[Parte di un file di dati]
---------------
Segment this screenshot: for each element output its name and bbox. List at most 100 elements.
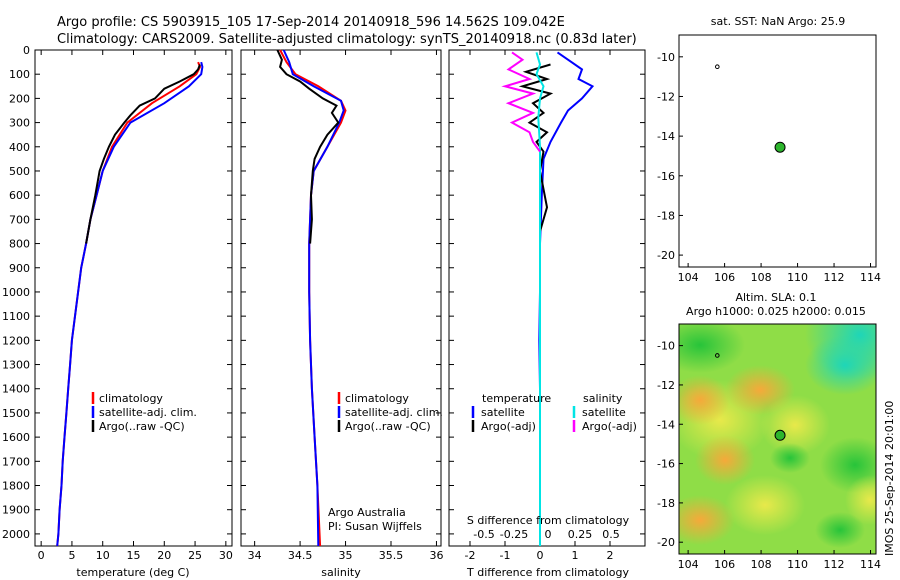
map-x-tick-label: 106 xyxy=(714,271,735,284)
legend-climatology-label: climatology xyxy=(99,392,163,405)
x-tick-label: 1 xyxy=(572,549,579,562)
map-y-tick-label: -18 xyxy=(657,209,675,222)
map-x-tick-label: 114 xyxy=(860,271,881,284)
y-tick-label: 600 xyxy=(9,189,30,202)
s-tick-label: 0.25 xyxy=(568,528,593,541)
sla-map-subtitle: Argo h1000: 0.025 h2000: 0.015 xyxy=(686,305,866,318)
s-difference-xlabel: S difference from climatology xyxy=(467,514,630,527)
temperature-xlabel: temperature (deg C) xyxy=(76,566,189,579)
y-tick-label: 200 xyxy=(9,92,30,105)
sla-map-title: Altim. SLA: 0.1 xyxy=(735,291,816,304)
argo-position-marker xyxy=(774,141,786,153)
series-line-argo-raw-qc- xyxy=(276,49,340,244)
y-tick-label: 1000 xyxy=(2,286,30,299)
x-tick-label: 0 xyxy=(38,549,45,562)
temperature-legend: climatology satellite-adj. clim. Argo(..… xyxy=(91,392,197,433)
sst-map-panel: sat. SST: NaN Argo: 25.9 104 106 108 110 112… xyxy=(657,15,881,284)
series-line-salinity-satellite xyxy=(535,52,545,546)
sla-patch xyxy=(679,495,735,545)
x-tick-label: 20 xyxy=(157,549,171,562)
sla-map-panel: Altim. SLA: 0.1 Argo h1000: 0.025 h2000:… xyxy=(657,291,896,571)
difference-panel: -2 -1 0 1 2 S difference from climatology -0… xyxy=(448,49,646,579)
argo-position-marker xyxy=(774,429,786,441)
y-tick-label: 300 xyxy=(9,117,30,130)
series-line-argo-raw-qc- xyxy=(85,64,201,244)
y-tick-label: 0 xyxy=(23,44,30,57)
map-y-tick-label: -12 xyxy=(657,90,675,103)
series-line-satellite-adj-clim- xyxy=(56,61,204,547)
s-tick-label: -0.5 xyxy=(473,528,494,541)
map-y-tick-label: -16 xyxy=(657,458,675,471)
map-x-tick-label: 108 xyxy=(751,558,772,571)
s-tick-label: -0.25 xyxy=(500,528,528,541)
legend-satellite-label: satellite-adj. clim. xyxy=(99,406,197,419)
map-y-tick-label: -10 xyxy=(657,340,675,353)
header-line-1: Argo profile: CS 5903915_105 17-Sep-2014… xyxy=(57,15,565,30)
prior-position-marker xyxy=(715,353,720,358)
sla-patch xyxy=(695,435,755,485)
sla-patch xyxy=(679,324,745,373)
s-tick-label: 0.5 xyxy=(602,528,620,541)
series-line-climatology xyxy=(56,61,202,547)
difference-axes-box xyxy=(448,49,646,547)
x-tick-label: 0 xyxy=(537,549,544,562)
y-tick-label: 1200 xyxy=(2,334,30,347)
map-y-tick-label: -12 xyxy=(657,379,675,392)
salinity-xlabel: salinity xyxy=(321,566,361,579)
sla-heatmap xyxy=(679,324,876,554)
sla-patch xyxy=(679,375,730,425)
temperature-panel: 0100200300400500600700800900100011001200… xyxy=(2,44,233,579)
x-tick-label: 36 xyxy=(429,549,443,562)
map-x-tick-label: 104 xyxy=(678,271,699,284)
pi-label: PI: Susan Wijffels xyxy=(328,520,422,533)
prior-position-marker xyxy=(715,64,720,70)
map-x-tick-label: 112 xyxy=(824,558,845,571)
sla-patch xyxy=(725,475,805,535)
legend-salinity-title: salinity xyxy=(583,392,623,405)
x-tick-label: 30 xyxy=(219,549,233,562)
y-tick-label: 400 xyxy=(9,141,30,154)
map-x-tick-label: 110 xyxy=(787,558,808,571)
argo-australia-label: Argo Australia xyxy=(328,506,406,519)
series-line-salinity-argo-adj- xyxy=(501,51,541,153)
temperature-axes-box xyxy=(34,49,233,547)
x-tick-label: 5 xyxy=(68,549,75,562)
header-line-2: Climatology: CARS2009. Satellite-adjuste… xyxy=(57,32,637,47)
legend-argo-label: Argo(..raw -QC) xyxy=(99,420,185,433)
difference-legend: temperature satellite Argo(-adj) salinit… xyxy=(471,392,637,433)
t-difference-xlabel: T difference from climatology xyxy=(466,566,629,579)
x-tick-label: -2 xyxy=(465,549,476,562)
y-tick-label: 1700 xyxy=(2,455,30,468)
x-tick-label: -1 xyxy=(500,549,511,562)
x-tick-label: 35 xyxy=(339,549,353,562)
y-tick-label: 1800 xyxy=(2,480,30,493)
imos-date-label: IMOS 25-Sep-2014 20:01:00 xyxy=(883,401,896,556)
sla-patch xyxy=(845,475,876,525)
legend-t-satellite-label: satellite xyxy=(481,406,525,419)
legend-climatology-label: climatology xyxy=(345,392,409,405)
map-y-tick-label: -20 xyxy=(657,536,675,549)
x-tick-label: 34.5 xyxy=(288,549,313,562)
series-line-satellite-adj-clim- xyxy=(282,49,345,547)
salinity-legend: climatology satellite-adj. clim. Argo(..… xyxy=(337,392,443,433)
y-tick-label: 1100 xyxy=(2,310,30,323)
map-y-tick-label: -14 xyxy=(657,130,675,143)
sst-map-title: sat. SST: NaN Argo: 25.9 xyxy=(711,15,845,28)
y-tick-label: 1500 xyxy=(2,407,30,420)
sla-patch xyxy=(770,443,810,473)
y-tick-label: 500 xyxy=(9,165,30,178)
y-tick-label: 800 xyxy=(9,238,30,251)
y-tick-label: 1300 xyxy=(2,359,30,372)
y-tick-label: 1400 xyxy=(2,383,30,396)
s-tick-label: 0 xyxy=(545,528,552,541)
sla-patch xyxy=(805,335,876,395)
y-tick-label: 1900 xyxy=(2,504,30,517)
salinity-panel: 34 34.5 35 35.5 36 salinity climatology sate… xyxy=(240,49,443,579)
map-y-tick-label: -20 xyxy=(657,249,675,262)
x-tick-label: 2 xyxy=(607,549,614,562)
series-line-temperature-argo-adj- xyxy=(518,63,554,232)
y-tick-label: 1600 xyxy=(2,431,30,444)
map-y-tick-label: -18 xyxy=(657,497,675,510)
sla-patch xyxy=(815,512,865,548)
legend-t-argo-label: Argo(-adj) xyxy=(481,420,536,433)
---------------
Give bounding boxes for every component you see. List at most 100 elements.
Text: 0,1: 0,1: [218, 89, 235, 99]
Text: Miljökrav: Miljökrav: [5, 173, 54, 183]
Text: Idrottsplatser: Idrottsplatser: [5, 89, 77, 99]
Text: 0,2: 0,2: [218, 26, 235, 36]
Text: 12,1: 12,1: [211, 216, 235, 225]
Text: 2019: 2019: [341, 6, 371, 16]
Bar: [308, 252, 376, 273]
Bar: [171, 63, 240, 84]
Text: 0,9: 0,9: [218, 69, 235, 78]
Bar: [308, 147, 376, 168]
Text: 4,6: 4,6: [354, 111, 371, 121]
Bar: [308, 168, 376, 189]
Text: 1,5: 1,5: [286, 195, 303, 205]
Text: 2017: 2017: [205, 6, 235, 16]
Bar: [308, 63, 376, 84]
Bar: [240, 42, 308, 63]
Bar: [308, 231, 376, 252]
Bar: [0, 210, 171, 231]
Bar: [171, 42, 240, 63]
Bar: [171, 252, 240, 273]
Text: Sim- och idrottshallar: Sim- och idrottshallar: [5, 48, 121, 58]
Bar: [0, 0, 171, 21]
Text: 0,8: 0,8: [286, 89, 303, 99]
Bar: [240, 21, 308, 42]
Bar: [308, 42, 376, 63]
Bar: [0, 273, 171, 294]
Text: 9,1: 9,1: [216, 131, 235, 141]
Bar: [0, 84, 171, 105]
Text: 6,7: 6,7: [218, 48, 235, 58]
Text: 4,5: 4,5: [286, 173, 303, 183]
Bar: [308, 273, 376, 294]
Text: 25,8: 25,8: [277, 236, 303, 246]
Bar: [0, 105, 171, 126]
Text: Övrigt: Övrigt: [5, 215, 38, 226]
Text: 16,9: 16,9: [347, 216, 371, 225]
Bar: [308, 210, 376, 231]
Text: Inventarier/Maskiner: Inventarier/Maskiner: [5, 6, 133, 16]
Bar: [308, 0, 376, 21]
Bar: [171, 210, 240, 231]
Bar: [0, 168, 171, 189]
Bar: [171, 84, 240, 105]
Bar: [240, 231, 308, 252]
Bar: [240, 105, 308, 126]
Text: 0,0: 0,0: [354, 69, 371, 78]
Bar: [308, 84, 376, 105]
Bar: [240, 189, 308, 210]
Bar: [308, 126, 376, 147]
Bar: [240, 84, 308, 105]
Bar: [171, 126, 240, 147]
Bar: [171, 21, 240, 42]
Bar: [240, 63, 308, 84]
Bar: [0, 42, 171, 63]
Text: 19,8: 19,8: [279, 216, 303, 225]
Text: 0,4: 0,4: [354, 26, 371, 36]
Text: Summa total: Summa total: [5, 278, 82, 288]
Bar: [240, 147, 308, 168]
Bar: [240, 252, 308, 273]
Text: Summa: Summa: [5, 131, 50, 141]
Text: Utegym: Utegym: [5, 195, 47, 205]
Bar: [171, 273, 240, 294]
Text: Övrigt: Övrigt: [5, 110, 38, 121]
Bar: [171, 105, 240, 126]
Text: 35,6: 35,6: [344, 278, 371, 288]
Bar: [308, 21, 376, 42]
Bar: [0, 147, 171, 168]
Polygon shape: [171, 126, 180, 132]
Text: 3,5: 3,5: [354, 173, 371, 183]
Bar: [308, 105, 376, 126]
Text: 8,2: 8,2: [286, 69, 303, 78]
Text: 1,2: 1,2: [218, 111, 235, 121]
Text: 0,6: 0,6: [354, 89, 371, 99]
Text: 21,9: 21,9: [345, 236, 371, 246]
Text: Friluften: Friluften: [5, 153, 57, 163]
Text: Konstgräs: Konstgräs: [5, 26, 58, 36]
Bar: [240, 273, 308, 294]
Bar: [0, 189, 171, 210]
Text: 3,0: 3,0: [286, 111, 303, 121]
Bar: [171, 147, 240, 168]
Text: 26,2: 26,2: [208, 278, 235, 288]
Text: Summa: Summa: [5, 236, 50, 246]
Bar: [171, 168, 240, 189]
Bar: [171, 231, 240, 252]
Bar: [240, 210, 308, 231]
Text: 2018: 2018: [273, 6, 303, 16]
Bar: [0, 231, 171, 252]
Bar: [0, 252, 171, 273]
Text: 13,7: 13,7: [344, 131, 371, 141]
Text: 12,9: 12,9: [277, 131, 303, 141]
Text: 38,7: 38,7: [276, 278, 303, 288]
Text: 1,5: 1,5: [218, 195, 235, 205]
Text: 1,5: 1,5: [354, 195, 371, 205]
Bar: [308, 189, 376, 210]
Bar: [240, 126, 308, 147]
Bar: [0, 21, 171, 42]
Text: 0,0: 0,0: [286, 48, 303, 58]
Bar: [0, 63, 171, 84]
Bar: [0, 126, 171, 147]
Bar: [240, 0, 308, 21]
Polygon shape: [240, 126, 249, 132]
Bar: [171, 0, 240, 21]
---------------
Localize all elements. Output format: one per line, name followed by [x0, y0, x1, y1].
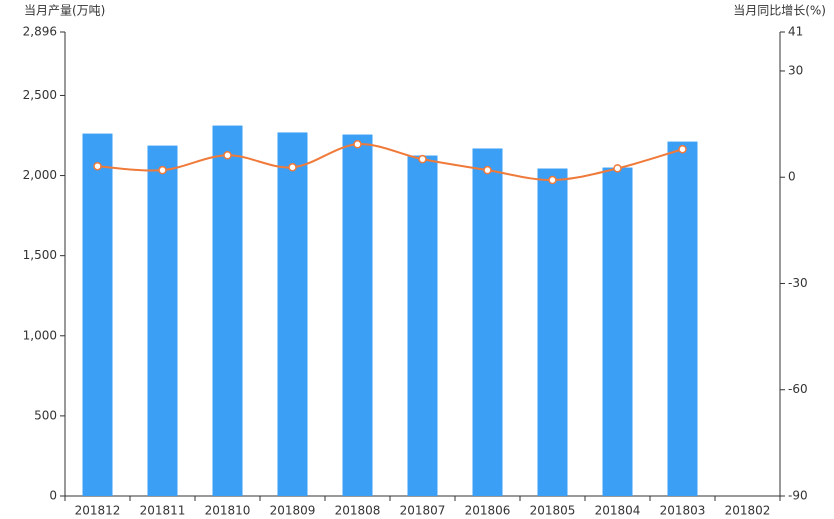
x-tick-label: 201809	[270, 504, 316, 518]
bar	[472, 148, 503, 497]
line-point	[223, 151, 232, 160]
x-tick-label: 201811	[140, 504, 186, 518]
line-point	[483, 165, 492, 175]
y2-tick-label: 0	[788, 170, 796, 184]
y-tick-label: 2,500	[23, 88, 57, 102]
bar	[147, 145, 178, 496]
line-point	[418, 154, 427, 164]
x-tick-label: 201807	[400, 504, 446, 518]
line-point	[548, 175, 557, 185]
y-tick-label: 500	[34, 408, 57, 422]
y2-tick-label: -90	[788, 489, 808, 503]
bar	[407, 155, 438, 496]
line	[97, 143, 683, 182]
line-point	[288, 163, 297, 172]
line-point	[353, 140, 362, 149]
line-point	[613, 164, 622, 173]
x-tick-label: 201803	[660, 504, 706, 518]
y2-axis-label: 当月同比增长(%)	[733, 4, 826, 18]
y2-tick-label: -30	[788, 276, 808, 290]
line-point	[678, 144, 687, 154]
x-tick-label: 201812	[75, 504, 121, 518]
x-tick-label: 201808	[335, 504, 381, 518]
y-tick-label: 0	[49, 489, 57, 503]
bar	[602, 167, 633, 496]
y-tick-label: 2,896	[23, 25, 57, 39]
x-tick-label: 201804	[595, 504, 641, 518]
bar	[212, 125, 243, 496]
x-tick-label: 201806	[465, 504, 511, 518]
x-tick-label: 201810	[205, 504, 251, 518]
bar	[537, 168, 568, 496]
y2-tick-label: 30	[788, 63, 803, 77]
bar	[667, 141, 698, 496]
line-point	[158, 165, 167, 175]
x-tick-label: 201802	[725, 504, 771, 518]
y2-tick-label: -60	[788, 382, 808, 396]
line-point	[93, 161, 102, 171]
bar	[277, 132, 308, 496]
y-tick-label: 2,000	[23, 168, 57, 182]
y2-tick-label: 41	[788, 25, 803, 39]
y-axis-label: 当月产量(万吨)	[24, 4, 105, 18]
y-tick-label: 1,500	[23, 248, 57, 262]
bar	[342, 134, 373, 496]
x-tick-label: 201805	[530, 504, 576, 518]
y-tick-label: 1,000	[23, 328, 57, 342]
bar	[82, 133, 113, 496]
---------------
● **CONSEGNA**
Rinomina "Utegym" in "Utomhusgym" nelle voci che partono dalla riga contenente "Give bounding boxes" e si fermano dopo quella contenente "Bar: [171, 105, 240, 126]". Riscrivi solo queste righe, lasciando invariato tutto il resto.

● **RISULTATO**
Give bounding boxes for every component you see. List at most 100 elements.
Text: 0,1: 0,1: [218, 89, 235, 99]
Text: Miljökrav: Miljökrav: [5, 173, 54, 183]
Text: Idrottsplatser: Idrottsplatser: [5, 89, 77, 99]
Text: 0,2: 0,2: [218, 26, 235, 36]
Text: 12,1: 12,1: [211, 216, 235, 225]
Text: 2019: 2019: [341, 6, 371, 16]
Bar: [308, 252, 376, 273]
Bar: [171, 63, 240, 84]
Text: 0,9: 0,9: [218, 69, 235, 78]
Bar: [308, 147, 376, 168]
Text: 4,6: 4,6: [354, 111, 371, 121]
Bar: [308, 168, 376, 189]
Text: 1,5: 1,5: [286, 195, 303, 205]
Text: 2017: 2017: [205, 6, 235, 16]
Bar: [308, 63, 376, 84]
Bar: [240, 42, 308, 63]
Bar: [308, 231, 376, 252]
Bar: [0, 210, 171, 231]
Bar: [171, 42, 240, 63]
Bar: [171, 252, 240, 273]
Text: Sim- och idrottshallar: Sim- och idrottshallar: [5, 48, 121, 58]
Bar: [0, 0, 171, 21]
Text: 0,8: 0,8: [286, 89, 303, 99]
Bar: [240, 21, 308, 42]
Bar: [308, 42, 376, 63]
Bar: [0, 273, 171, 294]
Text: 9,1: 9,1: [216, 131, 235, 141]
Bar: [0, 84, 171, 105]
Text: 6,7: 6,7: [218, 48, 235, 58]
Text: 4,5: 4,5: [286, 173, 303, 183]
Bar: [308, 273, 376, 294]
Text: 25,8: 25,8: [277, 236, 303, 246]
Bar: [0, 105, 171, 126]
Text: Övrigt: Övrigt: [5, 215, 38, 226]
Text: 16,9: 16,9: [347, 216, 371, 225]
Bar: [308, 210, 376, 231]
Text: Inventarier/Maskiner: Inventarier/Maskiner: [5, 6, 133, 16]
Bar: [308, 0, 376, 21]
Bar: [171, 210, 240, 231]
Bar: [0, 168, 171, 189]
Bar: [171, 84, 240, 105]
Bar: [240, 231, 308, 252]
Bar: [240, 105, 308, 126]
Text: 0,0: 0,0: [354, 69, 371, 78]
Bar: [308, 84, 376, 105]
Bar: [240, 189, 308, 210]
Bar: [308, 126, 376, 147]
Bar: [240, 84, 308, 105]
Bar: [171, 126, 240, 147]
Bar: [171, 21, 240, 42]
Bar: [240, 63, 308, 84]
Bar: [0, 42, 171, 63]
Text: 19,8: 19,8: [279, 216, 303, 225]
Text: 0,4: 0,4: [354, 26, 371, 36]
Text: Summa total: Summa total: [5, 278, 82, 288]
Bar: [240, 147, 308, 168]
Bar: [240, 252, 308, 273]
Text: Summa: Summa: [5, 131, 50, 141]
Text: Utomhusgym: Utomhusgym: [5, 195, 47, 205]
Bar: [171, 273, 240, 294]
Text: Övrigt: Övrigt: [5, 110, 38, 121]
Bar: [171, 105, 240, 126]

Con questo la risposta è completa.